DATA LINES →

#####

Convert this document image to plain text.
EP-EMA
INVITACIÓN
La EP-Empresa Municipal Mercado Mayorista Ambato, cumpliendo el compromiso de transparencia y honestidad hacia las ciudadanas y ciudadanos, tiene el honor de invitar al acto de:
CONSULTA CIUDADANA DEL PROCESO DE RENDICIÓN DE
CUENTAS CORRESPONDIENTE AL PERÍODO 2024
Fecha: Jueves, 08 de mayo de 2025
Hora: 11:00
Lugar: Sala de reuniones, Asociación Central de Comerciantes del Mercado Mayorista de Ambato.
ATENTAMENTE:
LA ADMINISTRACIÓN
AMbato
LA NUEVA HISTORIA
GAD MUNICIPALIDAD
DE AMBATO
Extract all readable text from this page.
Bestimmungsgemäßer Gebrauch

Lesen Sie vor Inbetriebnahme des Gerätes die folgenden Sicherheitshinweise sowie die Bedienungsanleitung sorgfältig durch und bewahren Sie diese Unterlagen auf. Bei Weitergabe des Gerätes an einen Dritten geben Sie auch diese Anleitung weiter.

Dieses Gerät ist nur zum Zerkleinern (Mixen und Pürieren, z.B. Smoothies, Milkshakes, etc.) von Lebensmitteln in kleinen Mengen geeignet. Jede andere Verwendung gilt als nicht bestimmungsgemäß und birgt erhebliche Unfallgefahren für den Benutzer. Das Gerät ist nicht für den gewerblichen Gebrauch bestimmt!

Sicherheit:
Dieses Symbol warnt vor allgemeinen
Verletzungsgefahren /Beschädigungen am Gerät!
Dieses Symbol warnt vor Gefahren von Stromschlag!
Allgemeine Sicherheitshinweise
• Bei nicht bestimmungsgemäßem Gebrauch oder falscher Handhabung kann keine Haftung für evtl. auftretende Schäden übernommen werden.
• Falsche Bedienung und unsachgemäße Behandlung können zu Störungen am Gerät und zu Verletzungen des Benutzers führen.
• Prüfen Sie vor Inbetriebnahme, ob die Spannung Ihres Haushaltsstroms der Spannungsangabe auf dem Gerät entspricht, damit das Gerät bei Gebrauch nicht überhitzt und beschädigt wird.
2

#####

GIVEN REQUEST →
In the listing above, find each line with the word "Symbol" and copy it.

FINISHED TASK →
Dieses Symbol warnt vor allgemeinen
Dieses Symbol warnt vor Gefahren von Stromschlag!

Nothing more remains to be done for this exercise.